[TASKS TO COMPLETE]
[A] In the piece on rituals in information system development, who wrote the paper that the discussion draws on?
[B] Summarize the piece on rituals in information system development in two sentences.
[C] Pick up the piece on rituals in information system development after its final sentence and carry the discussion forward.

[PROVIDED TEXT]
▼

Archive for February 2014
Information system development is generally viewed as a rational process involving steps such as planning, requirements gathering, design etc. However, since it often involves many people, it is only natural that the process will have social and political dimensions as well.
The rational elements of the development process focus on matters such as analysis, coding and adherence to guidelines etc. On the other hand, the socio-political aspects are about things such as differences of opinion, conflict, organisational turf wars etc. The interesting thing, however, is that elements that appear to be rational are sometimes subverted to achieve political ends. Shorn of their original intent, they become rituals that are performed for symbolic reasons rather than rational ones. In this paper I discuss rituals in system development, drawing on a paper by Daniel Robey and Lynne Markus entitled, Rituals in Information System Design .
According to the authors, labelling the process of system design and development as rational implies that the process can be set out and explained in a logical way. Moreover, it also implies that the system being designed has clear goals that can be defined upfront, and that the implemented system will be used in the manner intended by the designers. On the other hand, a political perspective would emphasise the differences between various stakeholder groups (e.g. users, sponsors and developers) and how each group uses the process in ways that benefit them, sometimes to the detriment of others.
In the paper the authors discuss how the following two elements of the system development process are consistent with both views summarised above.
- System development lifecycle.
- Techniques for user involvement
I’ll look at each of these in turn in the next two sections, emphasising their rational features.
The basic steps of a system development lifecycle, common to all methodologies, are:
- Requirements gathering / analysis
Waterfall methodologies run through each of the above once whereas Iterative/Incremental methods loop through (a subset of) them as many times as needed.
It is easy to see that the lifecycle has a rational basis – specification depends on requirements and can therefore be done only after requirements have been gathered and analysis; programming can only proceed after design in completed, and so on It all sounds very logical and rational. Moreover, for most mid-size or large teams, each of the above activities is carried out by different individuals – business analysts, architects/designers, programmers, testers, trainers and operations staff. So the advantage of following a formal development cycle is that it makes it easier to plan and coordinate large development efforts, at least in principle.

▲

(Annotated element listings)
▼

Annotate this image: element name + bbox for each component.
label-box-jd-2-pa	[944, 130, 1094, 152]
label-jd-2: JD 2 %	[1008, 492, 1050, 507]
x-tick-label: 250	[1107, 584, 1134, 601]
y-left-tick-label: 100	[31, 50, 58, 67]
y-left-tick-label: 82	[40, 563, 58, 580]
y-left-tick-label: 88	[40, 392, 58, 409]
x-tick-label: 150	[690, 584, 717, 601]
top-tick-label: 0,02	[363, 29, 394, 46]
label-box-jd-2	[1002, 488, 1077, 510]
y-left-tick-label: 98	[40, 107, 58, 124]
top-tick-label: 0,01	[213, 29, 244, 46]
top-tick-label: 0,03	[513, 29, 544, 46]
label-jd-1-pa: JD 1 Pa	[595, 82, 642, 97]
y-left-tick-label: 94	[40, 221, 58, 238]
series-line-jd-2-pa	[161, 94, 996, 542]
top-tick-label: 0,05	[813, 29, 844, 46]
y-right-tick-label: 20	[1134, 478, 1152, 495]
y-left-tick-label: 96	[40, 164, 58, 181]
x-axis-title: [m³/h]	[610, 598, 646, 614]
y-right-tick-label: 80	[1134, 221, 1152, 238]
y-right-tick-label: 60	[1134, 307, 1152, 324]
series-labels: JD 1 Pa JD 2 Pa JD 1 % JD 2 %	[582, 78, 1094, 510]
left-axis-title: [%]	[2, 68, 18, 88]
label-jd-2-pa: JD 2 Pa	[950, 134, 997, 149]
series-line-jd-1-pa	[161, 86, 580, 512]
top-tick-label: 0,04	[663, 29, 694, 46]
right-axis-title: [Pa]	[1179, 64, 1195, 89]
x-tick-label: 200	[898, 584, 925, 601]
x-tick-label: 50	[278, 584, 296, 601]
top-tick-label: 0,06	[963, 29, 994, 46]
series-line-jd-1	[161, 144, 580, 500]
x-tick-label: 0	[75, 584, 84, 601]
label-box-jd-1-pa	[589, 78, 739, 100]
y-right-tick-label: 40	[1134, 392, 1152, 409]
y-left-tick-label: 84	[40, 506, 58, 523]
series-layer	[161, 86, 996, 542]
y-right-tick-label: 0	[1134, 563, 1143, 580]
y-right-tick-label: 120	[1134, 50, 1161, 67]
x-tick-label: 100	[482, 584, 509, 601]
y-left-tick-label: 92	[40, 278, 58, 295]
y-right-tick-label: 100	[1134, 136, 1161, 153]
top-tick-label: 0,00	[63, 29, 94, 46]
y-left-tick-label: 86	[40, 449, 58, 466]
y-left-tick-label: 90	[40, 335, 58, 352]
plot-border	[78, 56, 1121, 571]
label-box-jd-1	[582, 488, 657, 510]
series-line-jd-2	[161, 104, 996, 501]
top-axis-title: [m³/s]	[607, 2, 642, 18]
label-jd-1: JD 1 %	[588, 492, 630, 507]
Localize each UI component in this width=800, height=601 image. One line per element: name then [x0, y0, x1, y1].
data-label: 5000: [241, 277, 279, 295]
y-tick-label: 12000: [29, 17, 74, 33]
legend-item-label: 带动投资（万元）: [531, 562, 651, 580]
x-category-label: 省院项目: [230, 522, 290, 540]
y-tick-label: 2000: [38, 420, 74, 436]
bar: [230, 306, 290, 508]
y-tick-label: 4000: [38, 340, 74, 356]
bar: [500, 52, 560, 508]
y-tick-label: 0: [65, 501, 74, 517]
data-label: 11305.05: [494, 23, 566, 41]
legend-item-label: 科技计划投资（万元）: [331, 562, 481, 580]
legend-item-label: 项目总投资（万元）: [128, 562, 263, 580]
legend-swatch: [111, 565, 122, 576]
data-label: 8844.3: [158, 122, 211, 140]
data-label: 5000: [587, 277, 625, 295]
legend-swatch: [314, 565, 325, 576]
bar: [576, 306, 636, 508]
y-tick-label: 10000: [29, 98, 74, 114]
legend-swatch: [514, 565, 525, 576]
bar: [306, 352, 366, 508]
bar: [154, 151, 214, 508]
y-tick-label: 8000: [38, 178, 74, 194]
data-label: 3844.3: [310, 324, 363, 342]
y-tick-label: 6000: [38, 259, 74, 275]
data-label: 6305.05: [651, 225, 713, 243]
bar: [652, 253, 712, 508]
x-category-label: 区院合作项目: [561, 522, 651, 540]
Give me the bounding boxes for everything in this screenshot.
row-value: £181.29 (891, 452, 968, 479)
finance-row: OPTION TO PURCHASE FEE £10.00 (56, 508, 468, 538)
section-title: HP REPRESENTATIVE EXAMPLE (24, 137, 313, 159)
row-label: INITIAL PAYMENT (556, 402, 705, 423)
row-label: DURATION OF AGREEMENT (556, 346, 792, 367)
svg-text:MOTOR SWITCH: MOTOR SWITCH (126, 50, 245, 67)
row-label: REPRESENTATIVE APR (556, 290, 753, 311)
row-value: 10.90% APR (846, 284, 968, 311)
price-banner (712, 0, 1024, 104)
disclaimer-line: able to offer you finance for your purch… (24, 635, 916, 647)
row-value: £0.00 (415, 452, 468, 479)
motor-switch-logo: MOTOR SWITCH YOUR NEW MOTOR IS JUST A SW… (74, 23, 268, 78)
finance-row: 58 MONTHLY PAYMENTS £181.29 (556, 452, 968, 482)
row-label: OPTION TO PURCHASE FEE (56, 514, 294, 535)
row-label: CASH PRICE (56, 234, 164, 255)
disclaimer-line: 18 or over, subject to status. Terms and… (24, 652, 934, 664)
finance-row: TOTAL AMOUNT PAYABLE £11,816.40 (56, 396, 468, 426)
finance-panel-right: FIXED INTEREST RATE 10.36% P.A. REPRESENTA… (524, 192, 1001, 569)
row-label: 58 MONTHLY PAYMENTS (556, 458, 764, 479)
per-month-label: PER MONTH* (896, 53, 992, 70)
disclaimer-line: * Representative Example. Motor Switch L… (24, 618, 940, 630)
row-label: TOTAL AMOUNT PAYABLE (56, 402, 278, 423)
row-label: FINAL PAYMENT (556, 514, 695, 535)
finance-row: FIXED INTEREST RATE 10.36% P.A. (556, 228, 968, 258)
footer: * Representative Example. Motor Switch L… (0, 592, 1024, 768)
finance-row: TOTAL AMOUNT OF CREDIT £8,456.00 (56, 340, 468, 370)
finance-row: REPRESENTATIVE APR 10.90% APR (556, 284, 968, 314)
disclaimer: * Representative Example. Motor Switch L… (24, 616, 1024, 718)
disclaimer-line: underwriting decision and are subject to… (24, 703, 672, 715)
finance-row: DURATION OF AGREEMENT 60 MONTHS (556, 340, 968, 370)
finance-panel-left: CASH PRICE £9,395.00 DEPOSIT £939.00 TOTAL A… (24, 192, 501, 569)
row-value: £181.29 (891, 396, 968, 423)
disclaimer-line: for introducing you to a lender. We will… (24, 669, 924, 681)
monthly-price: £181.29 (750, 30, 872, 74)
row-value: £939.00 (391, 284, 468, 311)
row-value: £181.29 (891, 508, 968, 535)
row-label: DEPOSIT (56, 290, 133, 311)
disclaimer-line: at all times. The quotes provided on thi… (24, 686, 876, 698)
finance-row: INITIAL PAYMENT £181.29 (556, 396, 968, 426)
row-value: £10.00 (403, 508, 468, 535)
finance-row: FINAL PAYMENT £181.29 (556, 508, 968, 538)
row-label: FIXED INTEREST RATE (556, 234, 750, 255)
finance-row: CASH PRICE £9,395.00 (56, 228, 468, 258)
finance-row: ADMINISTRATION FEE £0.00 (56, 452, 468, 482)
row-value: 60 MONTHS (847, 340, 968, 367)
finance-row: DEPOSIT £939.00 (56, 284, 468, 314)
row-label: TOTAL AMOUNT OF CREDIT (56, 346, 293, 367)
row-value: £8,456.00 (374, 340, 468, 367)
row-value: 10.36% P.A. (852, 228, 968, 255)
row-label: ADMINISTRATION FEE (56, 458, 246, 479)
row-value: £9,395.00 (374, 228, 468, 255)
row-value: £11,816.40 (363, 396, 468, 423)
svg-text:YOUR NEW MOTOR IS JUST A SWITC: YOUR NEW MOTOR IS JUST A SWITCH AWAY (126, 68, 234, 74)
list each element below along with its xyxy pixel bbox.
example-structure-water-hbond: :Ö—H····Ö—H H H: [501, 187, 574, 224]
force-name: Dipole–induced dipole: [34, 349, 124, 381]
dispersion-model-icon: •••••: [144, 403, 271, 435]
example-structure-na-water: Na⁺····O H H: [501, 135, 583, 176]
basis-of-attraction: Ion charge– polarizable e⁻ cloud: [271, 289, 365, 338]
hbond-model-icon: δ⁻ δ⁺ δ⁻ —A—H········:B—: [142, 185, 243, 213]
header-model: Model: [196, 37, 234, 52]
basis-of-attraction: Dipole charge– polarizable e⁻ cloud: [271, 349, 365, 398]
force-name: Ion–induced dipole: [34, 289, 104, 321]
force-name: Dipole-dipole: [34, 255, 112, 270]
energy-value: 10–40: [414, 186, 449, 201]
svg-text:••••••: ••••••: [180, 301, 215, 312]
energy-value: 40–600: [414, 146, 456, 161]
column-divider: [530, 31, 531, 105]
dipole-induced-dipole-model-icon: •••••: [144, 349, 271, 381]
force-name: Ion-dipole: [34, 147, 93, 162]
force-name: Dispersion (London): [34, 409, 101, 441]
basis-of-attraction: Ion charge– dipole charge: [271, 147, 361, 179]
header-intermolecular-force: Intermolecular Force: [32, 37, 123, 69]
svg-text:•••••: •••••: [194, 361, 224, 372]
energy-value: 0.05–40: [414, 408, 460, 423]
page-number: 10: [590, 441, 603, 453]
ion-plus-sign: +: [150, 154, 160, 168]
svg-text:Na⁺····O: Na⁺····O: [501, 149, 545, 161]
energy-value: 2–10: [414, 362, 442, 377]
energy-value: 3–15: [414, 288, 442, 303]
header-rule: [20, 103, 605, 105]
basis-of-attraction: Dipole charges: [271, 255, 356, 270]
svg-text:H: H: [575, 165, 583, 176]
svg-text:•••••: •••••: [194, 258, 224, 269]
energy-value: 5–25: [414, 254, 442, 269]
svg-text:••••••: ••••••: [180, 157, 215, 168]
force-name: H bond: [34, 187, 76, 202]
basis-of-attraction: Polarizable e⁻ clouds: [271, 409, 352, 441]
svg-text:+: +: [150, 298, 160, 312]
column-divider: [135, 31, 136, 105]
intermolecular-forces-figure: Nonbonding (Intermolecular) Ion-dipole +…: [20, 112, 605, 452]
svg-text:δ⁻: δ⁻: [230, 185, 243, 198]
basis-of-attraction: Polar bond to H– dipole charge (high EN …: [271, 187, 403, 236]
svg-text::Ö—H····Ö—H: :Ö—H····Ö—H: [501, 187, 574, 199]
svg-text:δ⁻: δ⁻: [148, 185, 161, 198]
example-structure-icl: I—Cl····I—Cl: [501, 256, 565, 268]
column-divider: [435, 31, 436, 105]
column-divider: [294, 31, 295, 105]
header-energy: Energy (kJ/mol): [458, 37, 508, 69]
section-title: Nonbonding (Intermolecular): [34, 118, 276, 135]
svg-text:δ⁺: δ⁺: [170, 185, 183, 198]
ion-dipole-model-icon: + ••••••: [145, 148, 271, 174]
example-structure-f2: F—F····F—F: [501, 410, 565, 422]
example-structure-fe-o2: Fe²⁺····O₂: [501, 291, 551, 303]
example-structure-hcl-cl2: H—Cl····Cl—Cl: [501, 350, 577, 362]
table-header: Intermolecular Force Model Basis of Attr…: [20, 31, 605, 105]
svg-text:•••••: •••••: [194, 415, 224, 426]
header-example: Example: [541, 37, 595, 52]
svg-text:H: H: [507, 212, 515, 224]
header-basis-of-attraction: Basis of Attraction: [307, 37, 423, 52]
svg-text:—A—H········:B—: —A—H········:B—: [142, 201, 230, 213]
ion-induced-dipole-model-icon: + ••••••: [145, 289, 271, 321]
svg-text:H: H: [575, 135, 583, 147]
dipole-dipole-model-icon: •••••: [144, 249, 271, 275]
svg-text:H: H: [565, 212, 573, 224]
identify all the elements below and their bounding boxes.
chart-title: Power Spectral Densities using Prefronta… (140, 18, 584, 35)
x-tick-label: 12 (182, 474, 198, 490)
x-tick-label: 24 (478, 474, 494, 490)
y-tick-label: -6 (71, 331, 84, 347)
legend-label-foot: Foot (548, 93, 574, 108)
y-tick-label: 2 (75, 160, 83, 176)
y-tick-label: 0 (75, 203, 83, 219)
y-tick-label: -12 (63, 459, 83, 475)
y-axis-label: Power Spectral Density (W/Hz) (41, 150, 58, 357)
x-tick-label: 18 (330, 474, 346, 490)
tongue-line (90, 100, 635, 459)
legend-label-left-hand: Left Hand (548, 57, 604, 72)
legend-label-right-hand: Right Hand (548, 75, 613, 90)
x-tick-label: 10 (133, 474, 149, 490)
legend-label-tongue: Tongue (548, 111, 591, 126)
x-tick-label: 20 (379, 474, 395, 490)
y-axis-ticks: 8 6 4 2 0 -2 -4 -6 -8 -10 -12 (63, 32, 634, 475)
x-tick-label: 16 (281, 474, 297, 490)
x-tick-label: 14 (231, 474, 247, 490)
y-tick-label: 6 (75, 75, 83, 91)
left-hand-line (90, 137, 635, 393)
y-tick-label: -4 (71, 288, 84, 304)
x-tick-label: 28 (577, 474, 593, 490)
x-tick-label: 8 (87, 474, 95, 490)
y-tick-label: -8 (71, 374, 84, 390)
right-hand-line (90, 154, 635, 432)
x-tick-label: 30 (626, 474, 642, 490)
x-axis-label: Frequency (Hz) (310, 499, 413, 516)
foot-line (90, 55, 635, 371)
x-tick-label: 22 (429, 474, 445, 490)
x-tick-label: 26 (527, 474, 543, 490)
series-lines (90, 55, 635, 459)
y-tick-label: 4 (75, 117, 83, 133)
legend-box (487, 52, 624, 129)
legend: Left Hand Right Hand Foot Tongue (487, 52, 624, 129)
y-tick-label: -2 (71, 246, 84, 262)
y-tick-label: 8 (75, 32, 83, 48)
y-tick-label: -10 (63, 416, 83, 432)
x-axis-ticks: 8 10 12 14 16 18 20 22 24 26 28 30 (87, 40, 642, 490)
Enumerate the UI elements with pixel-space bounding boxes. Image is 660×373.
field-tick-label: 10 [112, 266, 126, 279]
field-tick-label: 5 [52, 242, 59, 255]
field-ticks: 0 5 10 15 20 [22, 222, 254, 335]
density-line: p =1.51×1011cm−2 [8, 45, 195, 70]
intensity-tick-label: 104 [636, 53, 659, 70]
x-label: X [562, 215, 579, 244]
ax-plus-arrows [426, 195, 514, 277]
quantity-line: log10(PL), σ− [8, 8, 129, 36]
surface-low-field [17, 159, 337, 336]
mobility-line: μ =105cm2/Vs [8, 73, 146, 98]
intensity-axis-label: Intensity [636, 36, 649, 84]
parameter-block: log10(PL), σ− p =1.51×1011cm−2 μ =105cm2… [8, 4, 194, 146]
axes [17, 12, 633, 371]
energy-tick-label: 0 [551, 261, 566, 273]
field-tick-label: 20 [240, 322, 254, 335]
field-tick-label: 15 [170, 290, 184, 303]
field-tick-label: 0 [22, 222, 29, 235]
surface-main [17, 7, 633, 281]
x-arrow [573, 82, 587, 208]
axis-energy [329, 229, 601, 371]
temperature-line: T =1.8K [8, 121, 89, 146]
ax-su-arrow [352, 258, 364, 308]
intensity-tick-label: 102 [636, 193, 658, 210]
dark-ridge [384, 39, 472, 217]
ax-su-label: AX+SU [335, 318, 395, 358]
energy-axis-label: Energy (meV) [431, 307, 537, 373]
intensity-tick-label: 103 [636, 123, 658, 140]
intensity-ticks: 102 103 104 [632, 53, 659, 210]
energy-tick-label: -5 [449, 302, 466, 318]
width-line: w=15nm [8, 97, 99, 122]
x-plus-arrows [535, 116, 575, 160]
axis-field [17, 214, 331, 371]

▲

[EXERCISE RESPONSES]
[A] Daniel Robey and Lynne Markus.

[B] Information system development is usually viewed as a rational process, but because it involves many people it also has social and political dimensions, and elements that appear rational are sometimes subverted into rituals performed for symbolic rather than rational reasons. Drawing on a paper by Daniel Robey and Lynne Markus, the piece looks at the system development lifecycle and techniques for user involvement, noting that the lifecycle's logical sequence of steps makes large development efforts easier to plan and coordinate, at least in principle.

[C]
Techniques for user involvement
It is a truism that the success of a system depends critically on the level of user interest and engagement it generates. User involvement in different phases of system development is therefore seen as a key to generating and maintaining user engagement. Some of the common techniques to solicit user involvement include:
- Requirements analysis: Direct interaction with users is necessary in order to get a good understanding of their expectations from the system. Another benefit is that it gives the project team an early opportunity to gain user engagement.
- Steering committees: Typically such committees are composed of key stakeholders from each group that is affected by the system. Although some question the utility of steering committees, it is true that committees that consist of high ranking executives can help in driving user engagement.
- Prototyping: This involves creating a working model that serves to demonstrate a subset of the full functionality of the system. The great advantage of this method of user involvement that it gives users an opportunity to provide feedback early in the development lifecycle.
Again, it is easy to see that the above techniques have a rational basis: the logic being that involving users early in the development process helps them become familiar with the system, thus improving the chances that they will be willing, even enthusiastic adopters of the system when it is rolled out.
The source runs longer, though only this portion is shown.